Keep the pictures out of the copy and print all the entries below exactly.

------ Task inputs ------

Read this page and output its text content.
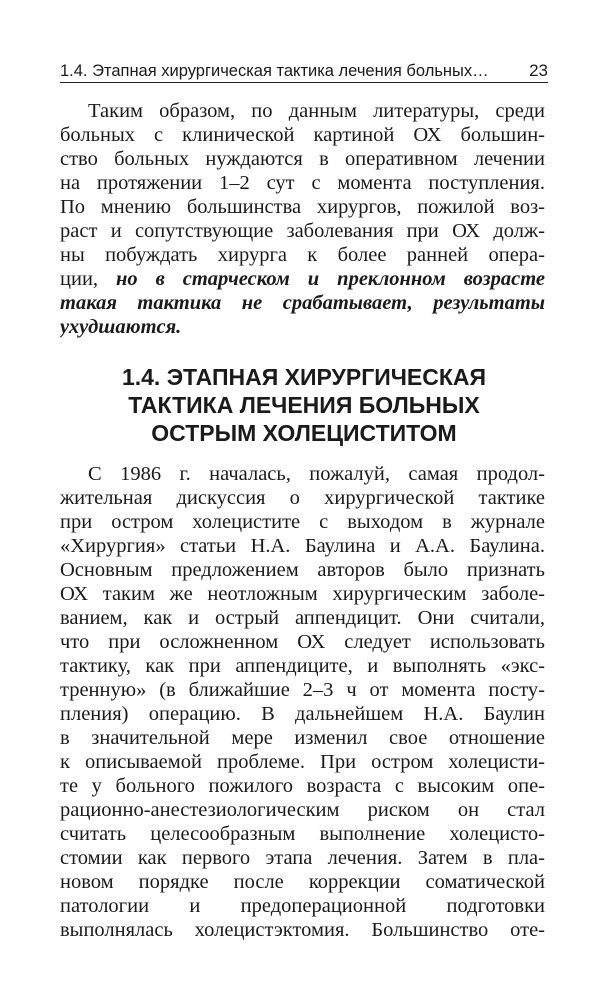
1.4. Этапная хирургическая тактика лечения больных… 23
Таким образом, по данным литературы, среди
больных с клинической картиной ОХ большин-
ство больных нуждаются в оперативном лечении
на протяжении 1–2 сут с момента поступления.
По мнению большинства хирургов, пожилой воз-
раст и сопутствующие заболевания при ОХ долж-
ны побуждать хирурга к более ранней опера-
ции, но в старческом и преклонном возрасте
такая тактика не срабатывает, результаты
ухудшаются.
1.4. ЭТАПНАЯ ХИРУРГИЧЕСКАЯ
ТАКТИКА ЛЕЧЕНИЯ БОЛЬНЫХ
ОСТРЫМ ХОЛЕЦИСТИТОМ
С 1986 г. началась, пожалуй, самая продол-
жительная дискуссия о хирургической тактике
при остром холецистите с выходом в журнале
«Хирургия» статьи Н.А. Баулина и А.А. Баулина.
Основным предложением авторов было признать
ОХ таким же неотложным хирургическим заболе-
ванием, как и острый аппендицит. Они считали,
что при осложненном ОХ следует использовать
тактику, как при аппендиците, и выполнять «экс-
тренную» (в ближайшие 2–3 ч от момента посту-
пления) операцию. В дальнейшем Н.А. Баулин
в значительной мере изменил свое отношение
к описываемой проблеме. При остром холецисти-
те у больного пожилого возраста с высоким опе-
рационно-анестезиологическим риском он стал
считать целесообразным выполнение холецисто-
стомии как первого этапа лечения. Затем в пла-
новом порядке после коррекции соматической
патологии и предоперационной подготовки
выполнялась холецистэктомия. Большинство оте-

------

→ **Result below**
Read this page and output its text content.
1.4. Этапная хирургическая тактика лечения больных… 23
Таким образом, по данным литературы, среди
больных с клинической картиной ОХ большин-
ство больных нуждаются в оперативном лечении
на протяжении 1–2 сут с момента поступления.
По мнению большинства хирургов, пожилой воз-
раст и сопутствующие заболевания при ОХ долж-
ны побуждать хирурга к более ранней опера-
ции, но в старческом и преклонном возрасте
такая тактика не срабатывает, результаты
ухудшаются.
1.4. ЭТАПНАЯ ХИРУРГИЧЕСКАЯ
ТАКТИКА ЛЕЧЕНИЯ БОЛЬНЫХ
ОСТРЫМ ХОЛЕЦИСТИТОМ
С 1986 г. началась, пожалуй, самая продол-
жительная дискуссия о хирургической тактике
при остром холецистите с выходом в журнале
«Хирургия» статьи Н.А. Баулина и А.А. Баулина.
Основным предложением авторов было признать
ОХ таким же неотложным хирургическим заболе-
ванием, как и острый аппендицит. Они считали,
что при осложненном ОХ следует использовать
тактику, как при аппендиците, и выполнять «экс-
тренную» (в ближайшие 2–3 ч от момента посту-
пления) операцию. В дальнейшем Н.А. Баулин
в значительной мере изменил свое отношение
к описываемой проблеме. При остром холецисти-
те у больного пожилого возраста с высоким опе-
рационно-анестезиологическим риском он стал
считать целесообразным выполнение холецисто-
стомии как первого этапа лечения. Затем в пла-
новом порядке после коррекции соматической
патологии и предоперационной подготовки
выполнялась холецистэктомия. Большинство оте-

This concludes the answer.